*What is needed*: Go through the material and tally the lines containing the string "Transformation". Give the total alone.

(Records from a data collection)
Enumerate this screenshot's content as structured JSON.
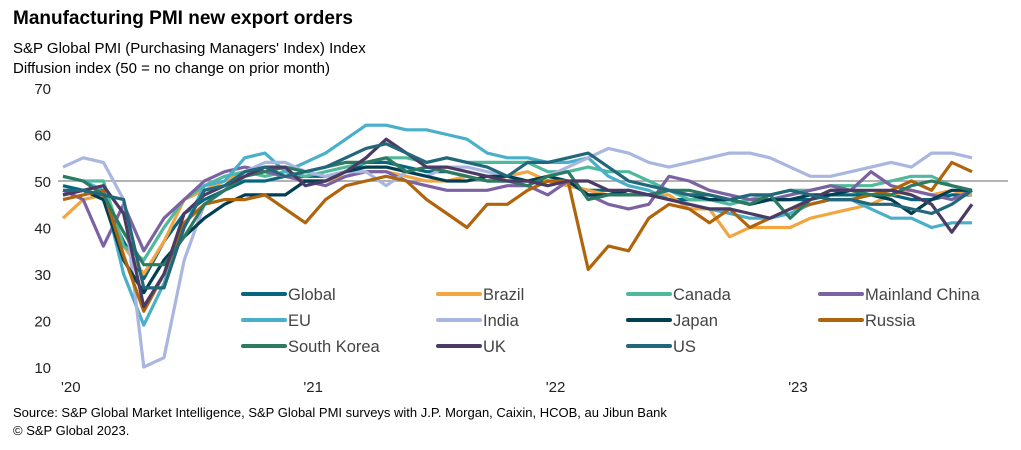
{
  "chart_data": {
    "type": "line",
    "title": "Manufacturing PMI new export orders",
    "subtitle": [
      "S&P Global PMI (Purchasing Managers' Index) Index",
      "Diffusion index (50 = no change on prior month)"
    ],
    "xlabel": "",
    "ylabel": "",
    "x_start": "2020-01",
    "frequency": "monthly",
    "x_tick_labels": [
      "'20",
      "'21",
      "'22",
      "'23"
    ],
    "y_tick_labels": [
      "10",
      "20",
      "30",
      "40",
      "50",
      "60",
      "70"
    ],
    "ylim": [
      10,
      70
    ],
    "reference_line": 50,
    "grid": false,
    "legend": "bottom-inside",
    "series": [
      {
        "name": "Global",
        "color": "#05677e",
        "values": [
          49,
          48,
          46,
          37,
          29,
          37,
          43,
          46,
          48,
          50,
          50,
          51,
          51,
          51,
          52,
          54,
          54,
          53,
          52,
          52,
          51,
          50,
          50,
          50,
          50,
          49,
          48,
          48,
          47,
          47,
          46,
          46,
          46,
          46,
          45,
          46,
          46,
          46,
          47,
          47,
          47,
          47,
          46,
          46,
          47,
          47
        ]
      },
      {
        "name": "Brazil",
        "color": "#f2a541",
        "values": [
          42,
          46,
          47,
          36,
          30,
          37,
          46,
          48,
          50,
          52,
          52,
          51,
          50,
          50,
          51,
          52,
          52,
          51,
          50,
          50,
          51,
          50,
          51,
          52,
          50,
          49,
          48,
          47,
          47,
          47,
          47,
          44,
          44,
          38,
          40,
          40,
          40,
          42,
          43,
          44,
          45,
          47,
          48,
          47,
          48,
          47
        ]
      },
      {
        "name": "Canada",
        "color": "#50b99b",
        "values": [
          51,
          50,
          50,
          36,
          33,
          40,
          46,
          49,
          51,
          52,
          51,
          52,
          51,
          52,
          53,
          54,
          55,
          55,
          54,
          55,
          54,
          54,
          54,
          54,
          52,
          52,
          53,
          52,
          52,
          50,
          48,
          46,
          46,
          45,
          46,
          47,
          48,
          48,
          49,
          49,
          49,
          50,
          51,
          51,
          49,
          48
        ]
      },
      {
        "name": "Mainland China",
        "color": "#7b62a3",
        "values": [
          48,
          46,
          36,
          45,
          35,
          42,
          46,
          50,
          52,
          53,
          52,
          51,
          50,
          49,
          51,
          52,
          52,
          50,
          49,
          48,
          48,
          48,
          49,
          49,
          47,
          50,
          47,
          45,
          44,
          45,
          51,
          50,
          48,
          47,
          46,
          46,
          47,
          48,
          49,
          48,
          52,
          49,
          48,
          47,
          46,
          48
        ]
      },
      {
        "name": "EU",
        "color": "#4aafc9",
        "values": [
          51,
          50,
          48,
          30,
          19,
          28,
          40,
          49,
          50,
          55,
          56,
          52,
          54,
          56,
          59,
          62,
          62,
          61,
          61,
          60,
          59,
          56,
          55,
          55,
          54,
          54,
          55,
          51,
          49,
          48,
          46,
          45,
          44,
          43,
          42,
          42,
          43,
          45,
          46,
          46,
          44,
          42,
          42,
          40,
          41,
          41
        ]
      },
      {
        "name": "India",
        "color": "#a9b6e0",
        "values": [
          53,
          55,
          54,
          46,
          10,
          12,
          33,
          45,
          48,
          52,
          54,
          54,
          52,
          51,
          52,
          52,
          49,
          52,
          51,
          53,
          53,
          52,
          51,
          50,
          51,
          53,
          55,
          57,
          56,
          54,
          53,
          54,
          55,
          56,
          56,
          55,
          53,
          51,
          51,
          52,
          53,
          54,
          53,
          56,
          56,
          55
        ]
      },
      {
        "name": "Japan",
        "color": "#033f52",
        "values": [
          47,
          48,
          46,
          33,
          26,
          33,
          38,
          42,
          45,
          47,
          47,
          47,
          50,
          50,
          52,
          53,
          53,
          52,
          51,
          50,
          50,
          51,
          51,
          50,
          51,
          50,
          47,
          47,
          48,
          47,
          48,
          47,
          46,
          46,
          45,
          46,
          46,
          47,
          47,
          48,
          47,
          46,
          43,
          46,
          48,
          48
        ]
      },
      {
        "name": "Russia",
        "color": "#b0650d",
        "values": [
          46,
          47,
          48,
          34,
          22,
          30,
          41,
          45,
          46,
          46,
          47,
          44,
          41,
          46,
          49,
          50,
          51,
          50,
          46,
          43,
          40,
          45,
          45,
          48,
          50,
          50,
          31,
          36,
          35,
          42,
          45,
          44,
          41,
          44,
          40,
          42,
          44,
          45,
          46,
          46,
          47,
          48,
          50,
          48,
          54,
          52
        ]
      },
      {
        "name": "South Korea",
        "color": "#2d7a63",
        "values": [
          51,
          50,
          47,
          39,
          32,
          32,
          38,
          45,
          48,
          51,
          52,
          53,
          52,
          53,
          54,
          54,
          55,
          52,
          53,
          52,
          51,
          50,
          50,
          49,
          51,
          52,
          46,
          47,
          47,
          47,
          48,
          48,
          47,
          46,
          45,
          47,
          42,
          46,
          48,
          48,
          47,
          47,
          49,
          50,
          49,
          48
        ]
      },
      {
        "name": "UK",
        "color": "#4b3b64",
        "values": [
          47,
          48,
          49,
          43,
          23,
          30,
          43,
          47,
          49,
          51,
          53,
          53,
          49,
          50,
          52,
          55,
          59,
          56,
          53,
          53,
          52,
          51,
          50,
          50,
          49,
          50,
          50,
          48,
          48,
          47,
          46,
          45,
          44,
          44,
          43,
          42,
          44,
          46,
          48,
          48,
          48,
          48,
          47,
          45,
          39,
          45
        ]
      },
      {
        "name": "US",
        "color": "#22677a",
        "values": [
          48,
          48,
          47,
          46,
          27,
          27,
          40,
          48,
          49,
          52,
          53,
          51,
          52,
          53,
          55,
          57,
          58,
          56,
          54,
          55,
          54,
          53,
          51,
          54,
          54,
          55,
          56,
          53,
          50,
          49,
          48,
          47,
          47,
          46,
          47,
          47,
          48,
          47,
          46,
          46,
          45,
          45,
          44,
          43,
          45,
          48
        ]
      }
    ],
    "source": "Source: S&P Global Market Intelligence, S&P Global PMI surveys with J.P. Morgan, Caixin, HCOB, au Jibun Bank",
    "copyright": "© S&P Global 2023."
  }
}
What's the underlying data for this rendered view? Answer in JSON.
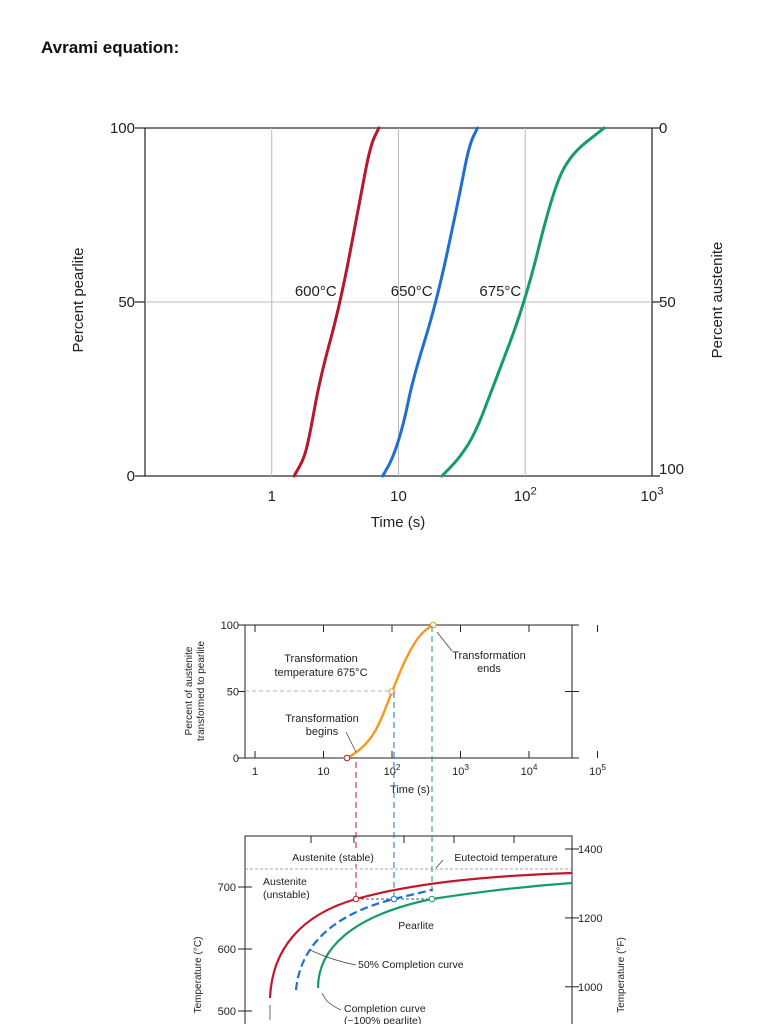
{
  "heading": "Avrami equation:",
  "chart_data": [
    {
      "type": "line",
      "xscale": "log",
      "xlim": [
        0.1,
        1000
      ],
      "ylim": [
        0,
        100
      ],
      "xlabel": "Time (s)",
      "ylabel": "Percent pearlite",
      "ylabel_right": "Percent austenite",
      "xticks": [
        {
          "v": 1,
          "label": "1"
        },
        {
          "v": 10,
          "label": "10"
        },
        {
          "v": 100,
          "label": "10",
          "sup": "2"
        },
        {
          "v": 1000,
          "label": "10",
          "sup": "3"
        }
      ],
      "yticks": [
        0,
        50,
        100
      ],
      "yticks_right": [
        {
          "v": 100,
          "label": "0"
        },
        {
          "v": 50,
          "label": "50"
        },
        {
          "v": 0,
          "label": "100"
        }
      ],
      "grid": true,
      "series": [
        {
          "name": "600°C",
          "color": "#b5172b",
          "points": [
            [
              1.5,
              0
            ],
            [
              1.8,
              5
            ],
            [
              2.0,
              12
            ],
            [
              2.4,
              28
            ],
            [
              3.5,
              50
            ],
            [
              5.0,
              80
            ],
            [
              6.0,
              95
            ],
            [
              7.0,
              100
            ]
          ]
        },
        {
          "name": "650°C",
          "color": "#1f6fd1",
          "points": [
            [
              7.5,
              0
            ],
            [
              9,
              5
            ],
            [
              11,
              15
            ],
            [
              13,
              28
            ],
            [
              20,
              50
            ],
            [
              30,
              80
            ],
            [
              36,
              95
            ],
            [
              42,
              100
            ]
          ]
        },
        {
          "name": "675°C",
          "color": "#169b6a",
          "points": [
            [
              22,
              0
            ],
            [
              30,
              5
            ],
            [
              40,
              12
            ],
            [
              55,
              25
            ],
            [
              100,
              50
            ],
            [
              160,
              80
            ],
            [
              220,
              92
            ],
            [
              420,
              100
            ]
          ]
        }
      ]
    },
    {
      "type": "line",
      "xscale": "log",
      "xlim": [
        0.1,
        100000
      ],
      "ylim": [
        0,
        100
      ],
      "xlabel": "Time (s)",
      "ylabel": "Percent of austenite transformed to pearlite",
      "xticks": [
        {
          "v": 1,
          "label": "1"
        },
        {
          "v": 10,
          "label": "10"
        },
        {
          "v": 100,
          "label": "10",
          "sup": "2"
        },
        {
          "v": 1000,
          "label": "10",
          "sup": "3"
        },
        {
          "v": 10000,
          "label": "10",
          "sup": "4"
        },
        {
          "v": 100000,
          "label": "10",
          "sup": "5"
        }
      ],
      "yticks": [
        0,
        50,
        100
      ],
      "series": [
        {
          "name": "",
          "color": "#f29a1e",
          "points": [
            [
              22,
              0
            ],
            [
              30,
              4
            ],
            [
              45,
              12
            ],
            [
              65,
              25
            ],
            [
              100,
              50
            ],
            [
              150,
              72
            ],
            [
              220,
              88
            ],
            [
              300,
              96
            ],
            [
              400,
              100
            ]
          ]
        }
      ],
      "annotations": {
        "temperature": "Transformation temperature 675°C",
        "begins": "Transformation begins",
        "ends": "Transformation ends"
      }
    },
    {
      "type": "line",
      "xscale": "log",
      "ylabel": "Temperature (°C)",
      "ylabel_right": "Temperature (°F)",
      "yticks": [
        500,
        600,
        700
      ],
      "yticks_right": [
        1000,
        1200,
        1400
      ],
      "labels": {
        "austenite_stable": "Austenite (stable)",
        "eutectoid": "Eutectoid temperature",
        "austenite_unstable": "Austenite (unstable)",
        "pearlite": "Pearlite",
        "fifty": "50% Completion curve",
        "completion": "Completion curve",
        "completion_sub": "(~100% pearlite)"
      },
      "colors": {
        "start": "#c0192d",
        "fifty": "#1f6fd1",
        "completion": "#169b6a"
      }
    }
  ]
}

*Reply*: 3